▶ SET PROBLEM
Keep every line where the word "serv" appears; drop the rest.

= = = = = = =

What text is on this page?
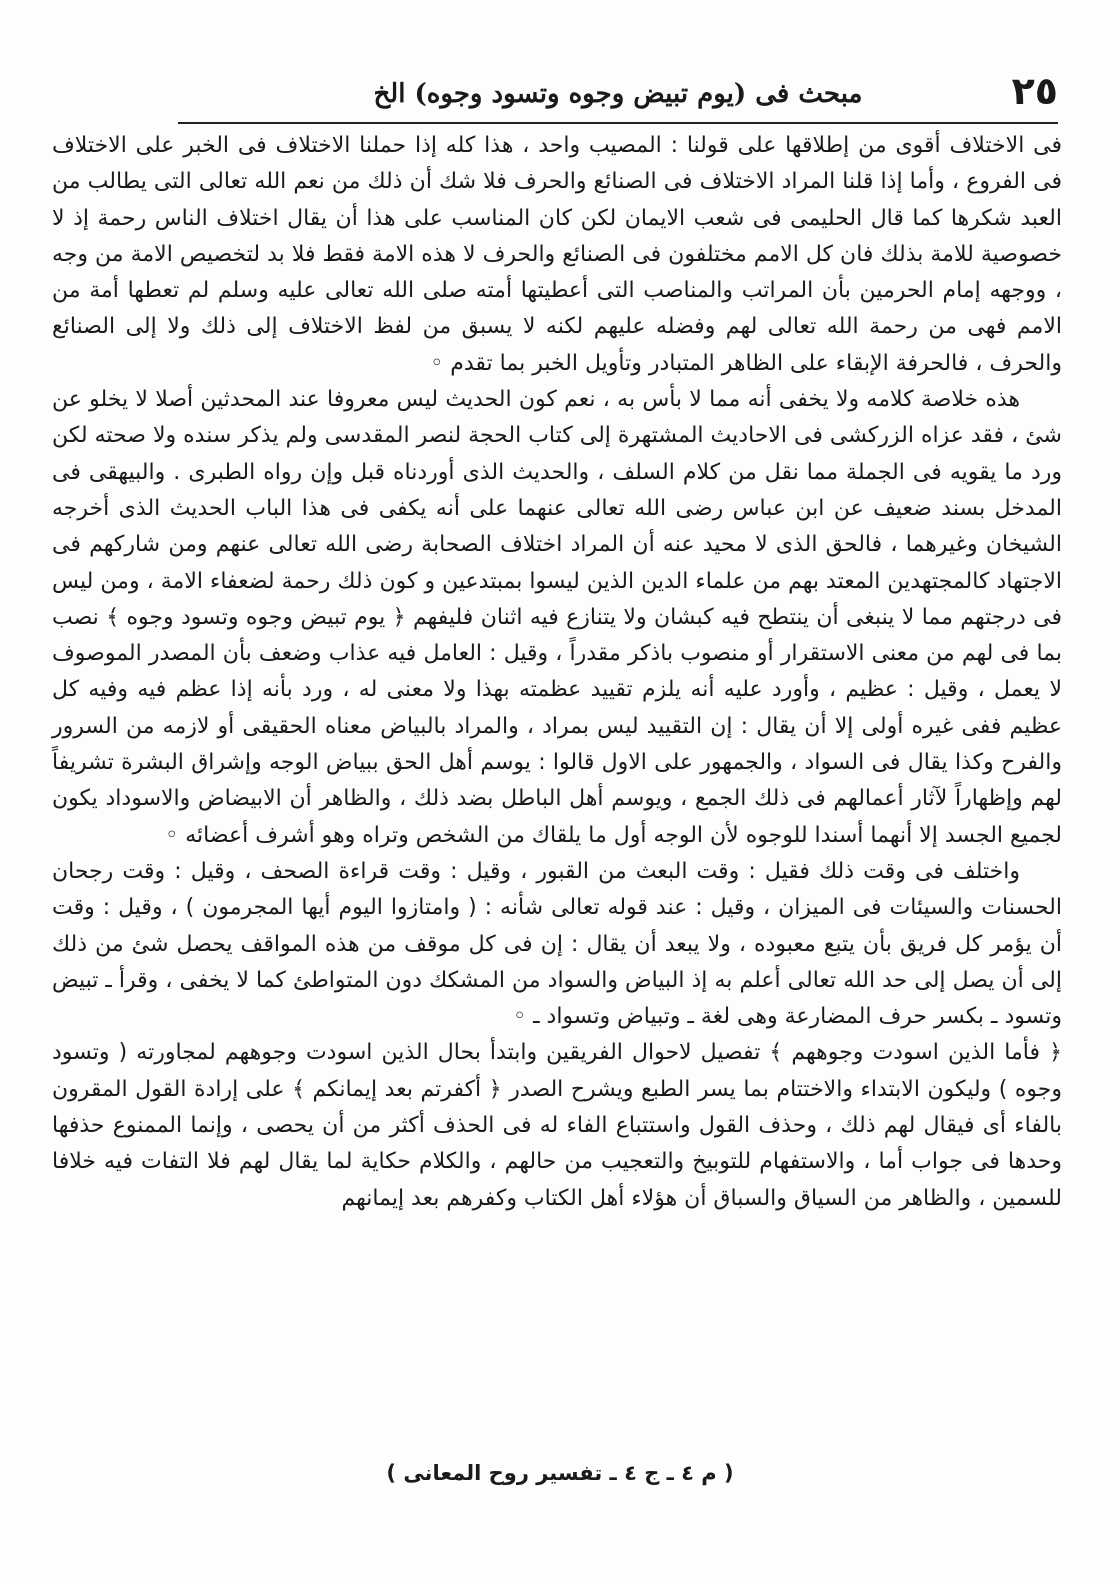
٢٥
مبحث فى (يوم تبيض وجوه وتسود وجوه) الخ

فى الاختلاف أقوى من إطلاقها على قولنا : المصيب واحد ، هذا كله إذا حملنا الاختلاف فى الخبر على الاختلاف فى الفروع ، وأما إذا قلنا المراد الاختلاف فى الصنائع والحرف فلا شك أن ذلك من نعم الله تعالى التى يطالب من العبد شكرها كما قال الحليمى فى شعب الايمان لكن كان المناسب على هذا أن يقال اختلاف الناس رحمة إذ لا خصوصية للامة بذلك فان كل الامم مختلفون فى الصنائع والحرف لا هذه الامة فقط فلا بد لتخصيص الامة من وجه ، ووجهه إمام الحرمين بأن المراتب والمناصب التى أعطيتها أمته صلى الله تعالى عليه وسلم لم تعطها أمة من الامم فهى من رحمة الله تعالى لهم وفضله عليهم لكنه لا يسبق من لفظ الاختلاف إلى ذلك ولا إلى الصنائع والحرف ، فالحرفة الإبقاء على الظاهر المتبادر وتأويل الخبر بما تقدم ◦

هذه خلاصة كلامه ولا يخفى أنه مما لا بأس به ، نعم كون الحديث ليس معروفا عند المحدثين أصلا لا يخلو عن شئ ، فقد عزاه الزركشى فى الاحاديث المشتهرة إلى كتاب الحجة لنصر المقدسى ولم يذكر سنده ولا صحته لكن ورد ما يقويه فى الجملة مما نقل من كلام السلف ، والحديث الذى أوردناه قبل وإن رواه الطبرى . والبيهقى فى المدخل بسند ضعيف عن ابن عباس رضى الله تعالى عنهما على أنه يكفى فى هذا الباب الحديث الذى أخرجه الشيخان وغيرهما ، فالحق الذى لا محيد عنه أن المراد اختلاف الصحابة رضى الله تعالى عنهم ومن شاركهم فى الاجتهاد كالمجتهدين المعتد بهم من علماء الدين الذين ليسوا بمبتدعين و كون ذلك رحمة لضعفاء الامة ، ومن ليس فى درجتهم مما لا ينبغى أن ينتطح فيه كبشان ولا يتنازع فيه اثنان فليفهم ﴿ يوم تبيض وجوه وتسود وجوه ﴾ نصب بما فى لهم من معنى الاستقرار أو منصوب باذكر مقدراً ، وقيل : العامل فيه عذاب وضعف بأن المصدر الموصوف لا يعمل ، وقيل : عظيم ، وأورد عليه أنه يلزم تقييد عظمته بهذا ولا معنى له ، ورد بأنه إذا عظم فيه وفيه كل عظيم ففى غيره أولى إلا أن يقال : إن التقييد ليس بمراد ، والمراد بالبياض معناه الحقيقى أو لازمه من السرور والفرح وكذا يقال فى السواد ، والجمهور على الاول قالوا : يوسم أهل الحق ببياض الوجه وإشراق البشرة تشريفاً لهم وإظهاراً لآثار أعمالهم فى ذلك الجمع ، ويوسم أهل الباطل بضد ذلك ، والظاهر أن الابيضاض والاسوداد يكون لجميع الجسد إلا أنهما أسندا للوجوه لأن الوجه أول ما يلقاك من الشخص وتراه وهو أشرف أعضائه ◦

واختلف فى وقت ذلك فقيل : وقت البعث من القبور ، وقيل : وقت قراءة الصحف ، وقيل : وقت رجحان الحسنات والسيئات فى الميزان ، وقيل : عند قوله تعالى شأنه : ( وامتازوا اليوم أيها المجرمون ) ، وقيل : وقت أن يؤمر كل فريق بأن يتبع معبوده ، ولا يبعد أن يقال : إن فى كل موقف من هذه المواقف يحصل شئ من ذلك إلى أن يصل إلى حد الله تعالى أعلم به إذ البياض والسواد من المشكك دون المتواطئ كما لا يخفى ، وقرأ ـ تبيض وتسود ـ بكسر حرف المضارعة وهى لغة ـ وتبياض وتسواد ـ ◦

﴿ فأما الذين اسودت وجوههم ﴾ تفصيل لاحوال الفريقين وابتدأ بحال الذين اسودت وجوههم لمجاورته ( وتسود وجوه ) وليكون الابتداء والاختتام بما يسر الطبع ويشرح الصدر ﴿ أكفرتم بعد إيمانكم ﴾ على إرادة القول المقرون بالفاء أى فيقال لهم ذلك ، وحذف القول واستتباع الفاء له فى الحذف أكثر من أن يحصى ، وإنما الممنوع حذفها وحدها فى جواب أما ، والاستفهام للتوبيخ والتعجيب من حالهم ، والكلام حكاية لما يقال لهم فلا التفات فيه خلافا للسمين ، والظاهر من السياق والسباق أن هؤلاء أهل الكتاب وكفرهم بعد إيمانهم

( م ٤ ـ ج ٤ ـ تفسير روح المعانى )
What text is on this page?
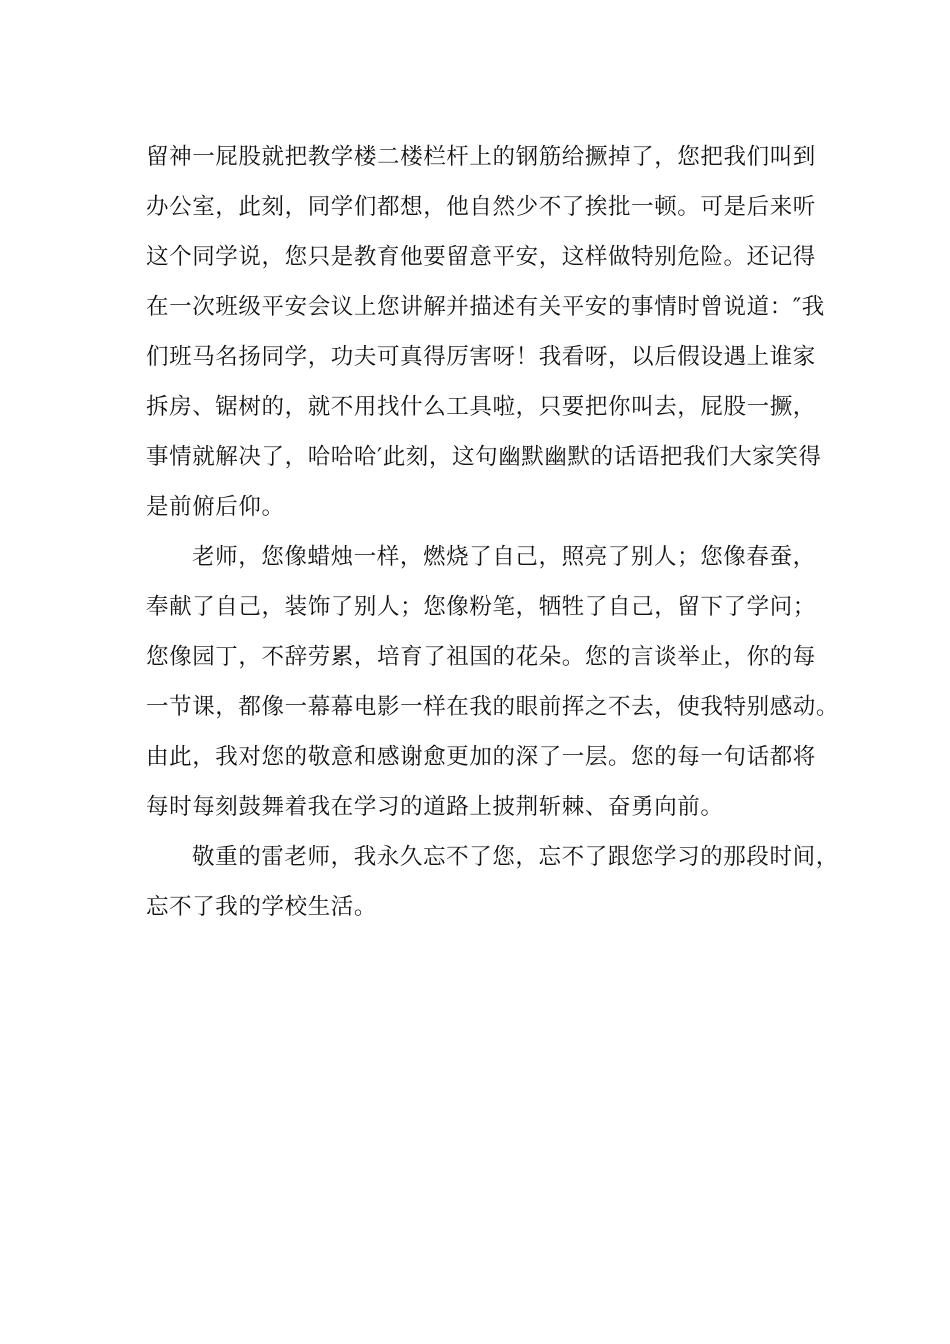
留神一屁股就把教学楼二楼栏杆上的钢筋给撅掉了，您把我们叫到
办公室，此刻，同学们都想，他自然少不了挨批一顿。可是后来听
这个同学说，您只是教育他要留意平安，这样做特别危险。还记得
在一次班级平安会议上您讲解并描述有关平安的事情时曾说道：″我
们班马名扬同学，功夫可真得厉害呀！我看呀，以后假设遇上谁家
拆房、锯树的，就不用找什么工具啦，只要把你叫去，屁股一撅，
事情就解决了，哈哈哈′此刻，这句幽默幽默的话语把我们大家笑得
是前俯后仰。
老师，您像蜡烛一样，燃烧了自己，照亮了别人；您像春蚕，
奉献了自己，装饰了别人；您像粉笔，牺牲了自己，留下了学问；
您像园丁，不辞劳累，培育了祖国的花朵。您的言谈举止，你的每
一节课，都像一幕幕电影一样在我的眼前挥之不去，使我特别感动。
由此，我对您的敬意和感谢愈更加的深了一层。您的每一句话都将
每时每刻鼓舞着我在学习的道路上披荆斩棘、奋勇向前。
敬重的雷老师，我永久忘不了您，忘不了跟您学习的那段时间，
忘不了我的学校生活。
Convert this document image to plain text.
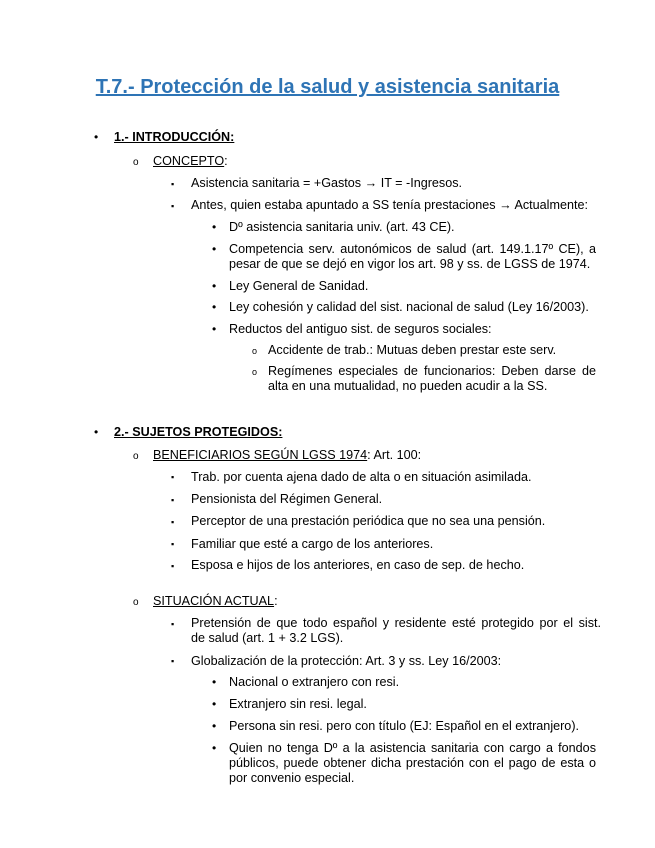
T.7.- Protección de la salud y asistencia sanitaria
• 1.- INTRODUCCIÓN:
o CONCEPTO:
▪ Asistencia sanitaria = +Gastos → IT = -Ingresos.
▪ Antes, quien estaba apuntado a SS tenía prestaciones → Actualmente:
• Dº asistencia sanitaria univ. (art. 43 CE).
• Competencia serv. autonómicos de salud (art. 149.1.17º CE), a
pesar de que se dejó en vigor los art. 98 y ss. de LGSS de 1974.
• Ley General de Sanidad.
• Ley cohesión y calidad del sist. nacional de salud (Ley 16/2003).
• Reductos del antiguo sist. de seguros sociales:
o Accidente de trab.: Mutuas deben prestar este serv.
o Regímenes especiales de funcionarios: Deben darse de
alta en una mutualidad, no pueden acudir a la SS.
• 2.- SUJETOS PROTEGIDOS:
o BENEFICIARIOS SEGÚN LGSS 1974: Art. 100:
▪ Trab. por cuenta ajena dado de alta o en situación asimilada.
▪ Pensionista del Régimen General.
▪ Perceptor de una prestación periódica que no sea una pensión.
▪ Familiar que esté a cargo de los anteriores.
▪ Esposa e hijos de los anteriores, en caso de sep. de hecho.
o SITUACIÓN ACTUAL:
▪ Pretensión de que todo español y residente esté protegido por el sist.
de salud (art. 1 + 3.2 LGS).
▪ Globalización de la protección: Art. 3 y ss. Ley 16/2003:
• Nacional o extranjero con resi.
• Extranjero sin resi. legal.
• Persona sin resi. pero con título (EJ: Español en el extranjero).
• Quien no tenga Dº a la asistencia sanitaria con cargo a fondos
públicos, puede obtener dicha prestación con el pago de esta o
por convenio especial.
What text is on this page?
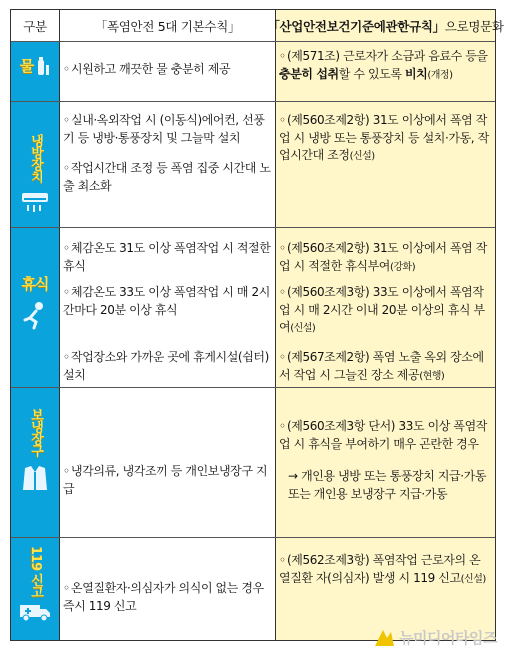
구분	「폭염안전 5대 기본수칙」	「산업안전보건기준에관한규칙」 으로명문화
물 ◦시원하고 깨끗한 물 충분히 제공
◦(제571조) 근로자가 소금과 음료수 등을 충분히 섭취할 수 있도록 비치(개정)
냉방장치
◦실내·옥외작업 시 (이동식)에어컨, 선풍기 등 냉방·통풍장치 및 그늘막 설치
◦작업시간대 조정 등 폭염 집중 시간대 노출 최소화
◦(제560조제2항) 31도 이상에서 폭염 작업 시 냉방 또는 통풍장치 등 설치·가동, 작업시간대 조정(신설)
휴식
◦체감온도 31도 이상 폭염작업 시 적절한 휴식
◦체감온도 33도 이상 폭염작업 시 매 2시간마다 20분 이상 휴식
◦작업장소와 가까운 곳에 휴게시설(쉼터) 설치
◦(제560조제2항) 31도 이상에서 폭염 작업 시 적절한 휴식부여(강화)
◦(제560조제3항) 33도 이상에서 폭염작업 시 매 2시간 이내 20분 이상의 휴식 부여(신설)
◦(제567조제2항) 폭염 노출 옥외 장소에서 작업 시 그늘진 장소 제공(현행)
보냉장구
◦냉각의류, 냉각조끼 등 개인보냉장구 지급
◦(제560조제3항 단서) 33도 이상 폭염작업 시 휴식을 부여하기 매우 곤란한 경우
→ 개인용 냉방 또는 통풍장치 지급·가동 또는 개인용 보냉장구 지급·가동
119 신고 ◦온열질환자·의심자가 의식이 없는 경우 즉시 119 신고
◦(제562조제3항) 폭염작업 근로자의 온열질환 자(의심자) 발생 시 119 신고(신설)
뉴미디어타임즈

= = = = = = =

▶ REPLY TO THE EXERCISE
• Competencia serv. autonómicos de salud (art. 149.1.17º CE), a
o Accidente de trab.: Mutuas deben prestar este serv.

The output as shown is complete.